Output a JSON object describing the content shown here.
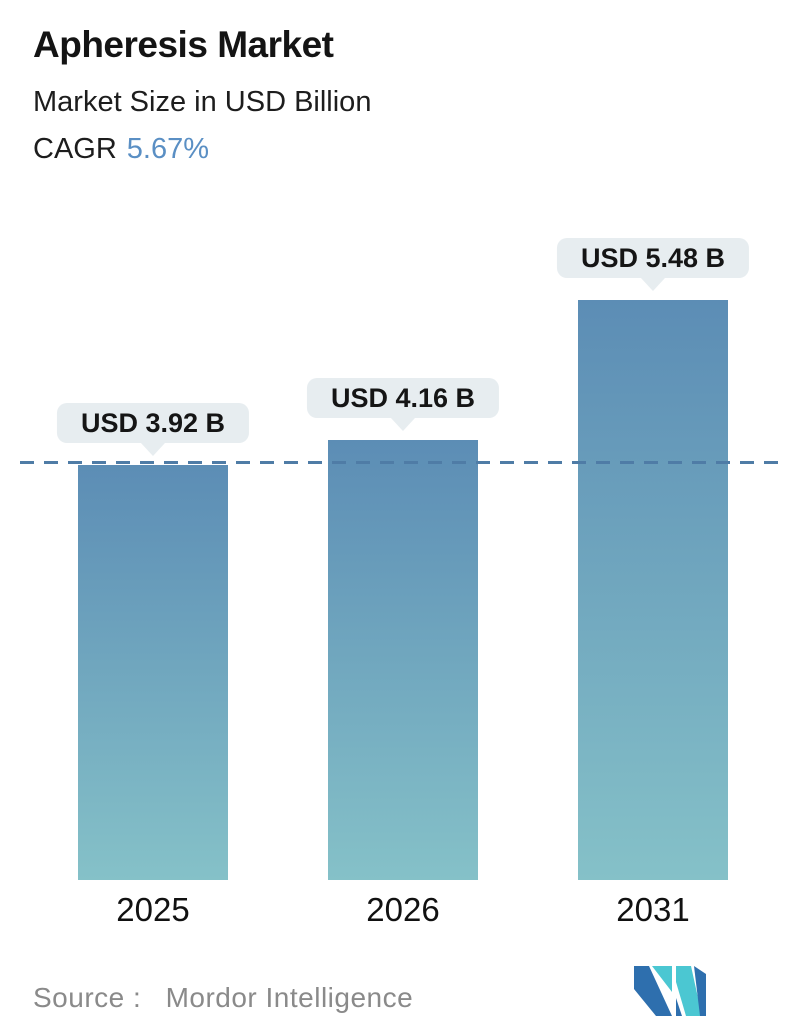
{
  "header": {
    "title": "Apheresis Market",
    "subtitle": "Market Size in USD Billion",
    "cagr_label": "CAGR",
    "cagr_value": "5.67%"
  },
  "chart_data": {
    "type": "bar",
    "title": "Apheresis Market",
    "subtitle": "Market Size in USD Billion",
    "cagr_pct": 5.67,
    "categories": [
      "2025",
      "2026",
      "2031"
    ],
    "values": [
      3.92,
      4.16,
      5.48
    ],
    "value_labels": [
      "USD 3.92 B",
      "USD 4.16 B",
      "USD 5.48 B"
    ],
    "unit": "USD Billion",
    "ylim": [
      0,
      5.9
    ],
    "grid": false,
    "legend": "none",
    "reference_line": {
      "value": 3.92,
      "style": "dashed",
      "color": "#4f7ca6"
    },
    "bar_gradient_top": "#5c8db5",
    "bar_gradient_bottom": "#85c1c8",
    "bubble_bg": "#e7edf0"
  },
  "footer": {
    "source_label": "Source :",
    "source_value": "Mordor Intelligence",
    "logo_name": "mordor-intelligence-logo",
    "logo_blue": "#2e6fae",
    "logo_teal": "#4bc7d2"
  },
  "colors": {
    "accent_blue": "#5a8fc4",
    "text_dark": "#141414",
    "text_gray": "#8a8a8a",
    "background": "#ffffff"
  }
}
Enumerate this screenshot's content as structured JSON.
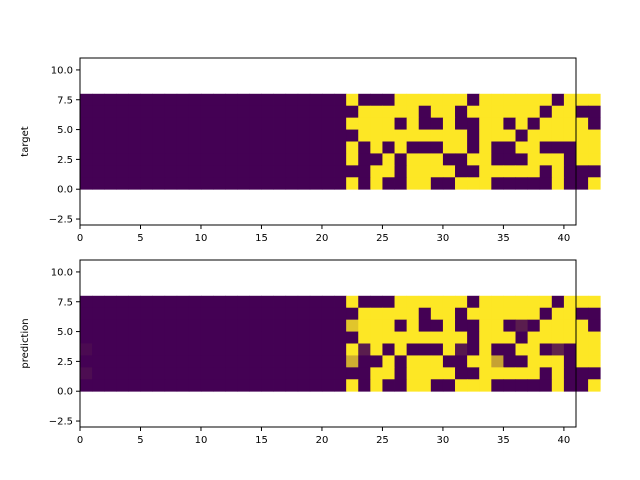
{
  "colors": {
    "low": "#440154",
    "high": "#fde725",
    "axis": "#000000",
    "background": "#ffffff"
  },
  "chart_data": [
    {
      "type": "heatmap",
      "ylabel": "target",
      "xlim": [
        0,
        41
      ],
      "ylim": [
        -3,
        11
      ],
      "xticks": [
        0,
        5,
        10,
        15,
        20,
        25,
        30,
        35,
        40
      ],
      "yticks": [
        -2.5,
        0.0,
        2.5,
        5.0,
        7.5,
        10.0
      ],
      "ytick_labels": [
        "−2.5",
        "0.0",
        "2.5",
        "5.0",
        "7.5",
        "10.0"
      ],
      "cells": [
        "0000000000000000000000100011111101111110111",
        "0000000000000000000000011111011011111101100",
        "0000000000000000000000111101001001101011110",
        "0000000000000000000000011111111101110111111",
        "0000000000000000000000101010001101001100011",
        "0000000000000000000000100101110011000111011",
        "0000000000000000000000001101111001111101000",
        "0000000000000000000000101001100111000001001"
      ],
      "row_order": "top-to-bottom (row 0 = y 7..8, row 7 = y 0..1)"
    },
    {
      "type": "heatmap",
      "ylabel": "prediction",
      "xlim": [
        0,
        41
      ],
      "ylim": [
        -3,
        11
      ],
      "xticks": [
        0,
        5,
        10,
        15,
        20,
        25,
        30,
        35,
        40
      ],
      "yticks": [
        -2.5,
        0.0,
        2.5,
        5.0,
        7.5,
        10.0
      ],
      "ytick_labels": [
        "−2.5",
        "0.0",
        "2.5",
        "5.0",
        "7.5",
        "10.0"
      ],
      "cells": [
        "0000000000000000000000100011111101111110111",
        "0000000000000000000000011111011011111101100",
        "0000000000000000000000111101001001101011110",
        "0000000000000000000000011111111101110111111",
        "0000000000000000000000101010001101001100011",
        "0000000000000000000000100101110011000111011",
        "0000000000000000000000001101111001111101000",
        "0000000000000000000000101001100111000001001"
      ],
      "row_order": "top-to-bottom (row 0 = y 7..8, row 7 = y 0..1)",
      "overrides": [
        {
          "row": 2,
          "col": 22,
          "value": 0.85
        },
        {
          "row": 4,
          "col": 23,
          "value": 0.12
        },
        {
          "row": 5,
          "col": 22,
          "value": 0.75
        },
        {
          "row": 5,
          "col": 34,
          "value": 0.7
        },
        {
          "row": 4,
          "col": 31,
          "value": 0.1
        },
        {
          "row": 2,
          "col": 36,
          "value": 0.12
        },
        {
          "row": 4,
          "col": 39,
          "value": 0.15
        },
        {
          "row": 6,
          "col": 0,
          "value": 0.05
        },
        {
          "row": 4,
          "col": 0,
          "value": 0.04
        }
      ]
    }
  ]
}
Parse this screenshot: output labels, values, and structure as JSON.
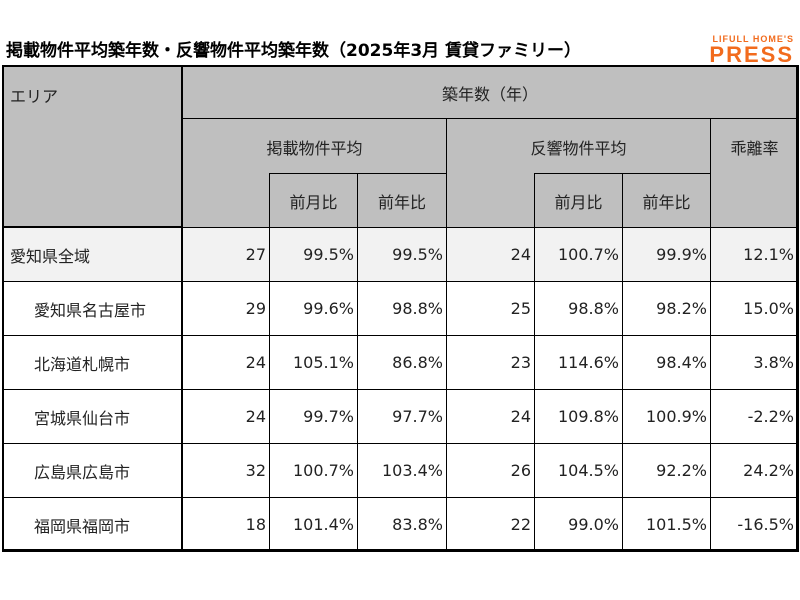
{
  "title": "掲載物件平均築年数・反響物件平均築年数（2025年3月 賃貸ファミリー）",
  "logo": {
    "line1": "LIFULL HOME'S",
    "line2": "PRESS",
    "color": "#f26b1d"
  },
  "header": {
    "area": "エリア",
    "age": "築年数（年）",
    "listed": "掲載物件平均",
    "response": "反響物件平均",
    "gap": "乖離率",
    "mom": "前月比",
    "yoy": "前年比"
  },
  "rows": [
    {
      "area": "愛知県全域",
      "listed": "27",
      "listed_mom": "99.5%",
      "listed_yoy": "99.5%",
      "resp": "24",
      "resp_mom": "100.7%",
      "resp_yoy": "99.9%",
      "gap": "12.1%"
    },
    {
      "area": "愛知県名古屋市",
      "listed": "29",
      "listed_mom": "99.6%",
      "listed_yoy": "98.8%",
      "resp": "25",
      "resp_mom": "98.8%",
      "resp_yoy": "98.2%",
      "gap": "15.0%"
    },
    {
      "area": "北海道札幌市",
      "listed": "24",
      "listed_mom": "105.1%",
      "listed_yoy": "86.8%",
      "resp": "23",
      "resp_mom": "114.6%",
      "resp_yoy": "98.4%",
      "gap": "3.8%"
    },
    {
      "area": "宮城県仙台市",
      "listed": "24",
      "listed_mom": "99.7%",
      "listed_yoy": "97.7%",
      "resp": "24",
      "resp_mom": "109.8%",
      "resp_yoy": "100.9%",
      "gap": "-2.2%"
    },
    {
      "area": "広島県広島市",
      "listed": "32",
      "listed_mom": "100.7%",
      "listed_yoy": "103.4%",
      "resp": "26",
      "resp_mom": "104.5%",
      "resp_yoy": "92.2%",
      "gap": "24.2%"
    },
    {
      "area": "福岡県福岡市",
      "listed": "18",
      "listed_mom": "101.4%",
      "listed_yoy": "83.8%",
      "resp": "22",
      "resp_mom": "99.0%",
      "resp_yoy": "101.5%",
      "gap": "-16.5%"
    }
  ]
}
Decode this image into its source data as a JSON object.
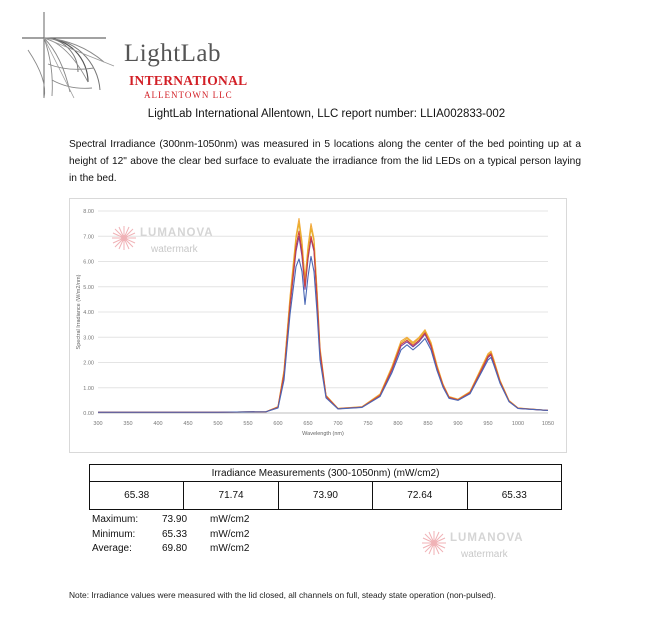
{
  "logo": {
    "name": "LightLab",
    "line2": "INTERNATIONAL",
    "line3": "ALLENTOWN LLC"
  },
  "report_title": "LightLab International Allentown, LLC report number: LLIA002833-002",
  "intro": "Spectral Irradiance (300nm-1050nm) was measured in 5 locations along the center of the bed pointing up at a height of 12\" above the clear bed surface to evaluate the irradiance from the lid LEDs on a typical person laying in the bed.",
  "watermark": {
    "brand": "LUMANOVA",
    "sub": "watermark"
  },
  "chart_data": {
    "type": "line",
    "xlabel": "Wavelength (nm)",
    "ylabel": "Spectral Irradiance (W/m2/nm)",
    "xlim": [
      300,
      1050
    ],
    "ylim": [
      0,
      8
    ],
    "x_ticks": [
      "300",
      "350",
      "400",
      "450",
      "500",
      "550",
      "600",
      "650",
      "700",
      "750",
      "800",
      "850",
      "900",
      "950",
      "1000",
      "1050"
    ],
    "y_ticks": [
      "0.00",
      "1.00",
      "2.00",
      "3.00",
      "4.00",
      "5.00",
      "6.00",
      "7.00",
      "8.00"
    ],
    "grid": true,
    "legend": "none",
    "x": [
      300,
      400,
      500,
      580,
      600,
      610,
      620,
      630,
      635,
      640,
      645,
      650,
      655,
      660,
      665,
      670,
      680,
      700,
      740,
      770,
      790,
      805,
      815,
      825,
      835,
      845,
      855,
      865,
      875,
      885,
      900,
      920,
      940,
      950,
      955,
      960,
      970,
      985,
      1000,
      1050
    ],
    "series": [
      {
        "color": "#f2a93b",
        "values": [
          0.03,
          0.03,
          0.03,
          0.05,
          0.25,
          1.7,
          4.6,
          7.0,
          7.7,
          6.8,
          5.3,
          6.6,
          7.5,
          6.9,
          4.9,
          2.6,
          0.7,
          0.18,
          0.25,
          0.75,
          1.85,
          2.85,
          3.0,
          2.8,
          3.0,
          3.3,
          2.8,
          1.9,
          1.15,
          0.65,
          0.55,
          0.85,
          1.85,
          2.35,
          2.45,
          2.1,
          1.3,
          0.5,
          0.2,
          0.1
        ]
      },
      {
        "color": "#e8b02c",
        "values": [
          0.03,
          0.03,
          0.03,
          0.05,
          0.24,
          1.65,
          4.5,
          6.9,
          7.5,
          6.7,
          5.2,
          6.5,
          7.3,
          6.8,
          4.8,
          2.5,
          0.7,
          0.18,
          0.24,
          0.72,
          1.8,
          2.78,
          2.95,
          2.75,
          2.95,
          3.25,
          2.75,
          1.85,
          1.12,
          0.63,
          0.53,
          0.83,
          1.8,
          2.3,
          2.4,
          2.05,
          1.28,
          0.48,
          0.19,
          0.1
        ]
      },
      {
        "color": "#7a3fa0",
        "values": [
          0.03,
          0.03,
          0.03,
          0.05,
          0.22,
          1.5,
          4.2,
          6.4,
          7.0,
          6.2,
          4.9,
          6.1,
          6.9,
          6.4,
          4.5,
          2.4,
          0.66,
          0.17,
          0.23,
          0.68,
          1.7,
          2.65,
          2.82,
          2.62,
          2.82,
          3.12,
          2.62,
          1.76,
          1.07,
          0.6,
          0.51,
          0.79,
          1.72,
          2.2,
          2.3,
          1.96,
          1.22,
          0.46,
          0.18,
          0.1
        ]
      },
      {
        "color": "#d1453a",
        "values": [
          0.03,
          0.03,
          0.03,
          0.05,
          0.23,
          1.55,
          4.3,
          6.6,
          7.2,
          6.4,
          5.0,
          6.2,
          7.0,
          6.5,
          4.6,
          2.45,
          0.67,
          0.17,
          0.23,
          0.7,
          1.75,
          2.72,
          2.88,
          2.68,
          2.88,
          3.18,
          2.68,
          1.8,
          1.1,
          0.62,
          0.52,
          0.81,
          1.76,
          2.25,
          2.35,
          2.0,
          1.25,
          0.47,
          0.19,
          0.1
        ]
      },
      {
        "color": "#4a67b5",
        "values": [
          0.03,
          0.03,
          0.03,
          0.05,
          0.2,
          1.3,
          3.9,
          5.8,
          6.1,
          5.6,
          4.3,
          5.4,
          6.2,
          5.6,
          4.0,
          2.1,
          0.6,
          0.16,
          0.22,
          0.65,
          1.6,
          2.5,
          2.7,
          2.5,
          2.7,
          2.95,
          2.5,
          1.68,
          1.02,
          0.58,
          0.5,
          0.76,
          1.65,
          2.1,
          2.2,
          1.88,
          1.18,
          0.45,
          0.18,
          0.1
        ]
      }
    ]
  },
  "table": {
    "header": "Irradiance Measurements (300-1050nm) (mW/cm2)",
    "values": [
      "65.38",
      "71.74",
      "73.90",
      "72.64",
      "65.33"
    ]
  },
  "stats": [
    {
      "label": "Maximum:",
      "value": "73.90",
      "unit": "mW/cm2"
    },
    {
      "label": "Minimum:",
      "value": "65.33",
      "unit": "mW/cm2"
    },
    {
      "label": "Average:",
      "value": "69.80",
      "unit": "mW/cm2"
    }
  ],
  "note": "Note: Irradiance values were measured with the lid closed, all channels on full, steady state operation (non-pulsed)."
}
□ □ □
Select, from the listing, all lines that include the word "measured".

Written reply:
  "intro": "Spectral Irradiance (300nm-1050nm) was measured in 5 locations along the center of the bed pointing up at a height of 12\" above the clear bed surface to evaluate the irradiance from the lid LEDs on a typical person laying in the bed.",
  "note": "Note: Irradiance values were measured with the lid closed, all channels on full, steady state operation (non-pulsed)."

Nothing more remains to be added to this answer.